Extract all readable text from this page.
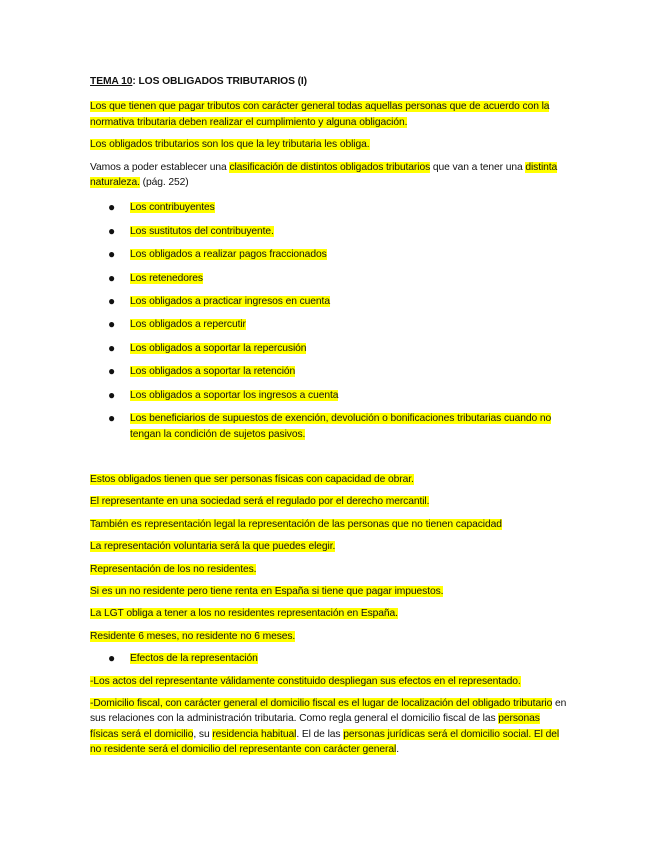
TEMA 10: LOS OBLIGADOS TRIBUTARIOS (I)

Los que tienen que pagar tributos con carácter general todas aquellas personas que de acuerdo con la normativa tributaria deben realizar el cumplimiento y alguna obligación.

Los obligados tributarios son los que la ley tributaria les obliga.

Vamos a poder establecer una clasificación de distintos obligados tributarios que van a tener una distinta naturaleza. (pág. 252)

● Los contribuyentes
● Los sustitutos del contribuyente.
● Los obligados a realizar pagos fraccionados
● Los retenedores
● Los obligados a practicar ingresos en cuenta
● Los obligados a repercutir
● Los obligados a soportar la repercusión
● Los obligados a soportar la retención
● Los obligados a soportar los ingresos a cuenta
● Los beneficiarios de supuestos de exención, devolución o bonificaciones tributarias cuando no tengan la condición de sujetos pasivos.

Estos obligados tienen que ser personas físicas con capacidad de obrar.

El representante en una sociedad será el regulado por el derecho mercantil.

También es representación legal la representación de las personas que no tienen capacidad

La representación voluntaria será la que puedes elegir.

Representación de los no residentes.

Si es un no residente pero tiene renta en España si tiene que pagar impuestos.

La LGT obliga a tener a los no residentes representación en España.

Residente 6 meses, no residente no 6 meses.

● Efectos de la representación

-Los actos del representante válidamente constituido despliegan sus efectos en el representado.

-Domicilio fiscal, con carácter general el domicilio fiscal es el lugar de localización del obligado tributario en sus relaciones con la administración tributaria. Como regla general el domicilio fiscal de las personas físicas será el domicilio, su residencia habitual. El de las personas jurídicas será el domicilio social. El del no residente será el domicilio del representante con carácter general.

Written exercise: Exactly as written, return every line of the listing, but not the pictures.

Finished answer:
Extract all readable text from this page.
TEMA 10: LOS OBLIGADOS TRIBUTARIOS (I)

Los que tienen que pagar tributos con carácter general todas aquellas personas que de acuerdo con la normativa tributaria deben realizar el cumplimiento y alguna obligación.

Los obligados tributarios son los que la ley tributaria les obliga.

Vamos a poder establecer una clasificación de distintos obligados tributarios que van a tener una distinta naturaleza. (pág. 252)

● Los contribuyentes
● Los sustitutos del contribuyente.
● Los obligados a realizar pagos fraccionados
● Los retenedores
● Los obligados a practicar ingresos en cuenta
● Los obligados a repercutir
● Los obligados a soportar la repercusión
● Los obligados a soportar la retención
● Los obligados a soportar los ingresos a cuenta
● Los beneficiarios de supuestos de exención, devolución o bonificaciones tributarias cuando no tengan la condición de sujetos pasivos.

Estos obligados tienen que ser personas físicas con capacidad de obrar.

El representante en una sociedad será el regulado por el derecho mercantil.

También es representación legal la representación de las personas que no tienen capacidad

La representación voluntaria será la que puedes elegir.

Representación de los no residentes.

Si es un no residente pero tiene renta en España si tiene que pagar impuestos.

La LGT obliga a tener a los no residentes representación en España.

Residente 6 meses, no residente no 6 meses.

● Efectos de la representación

-Los actos del representante válidamente constituido despliegan sus efectos en el representado.

-Domicilio fiscal, con carácter general el domicilio fiscal es el lugar de localización del obligado tributario en sus relaciones con la administración tributaria. Como regla general el domicilio fiscal de las personas físicas será el domicilio, su residencia habitual. El de las personas jurídicas será el domicilio social. El del no residente será el domicilio del representante con carácter general.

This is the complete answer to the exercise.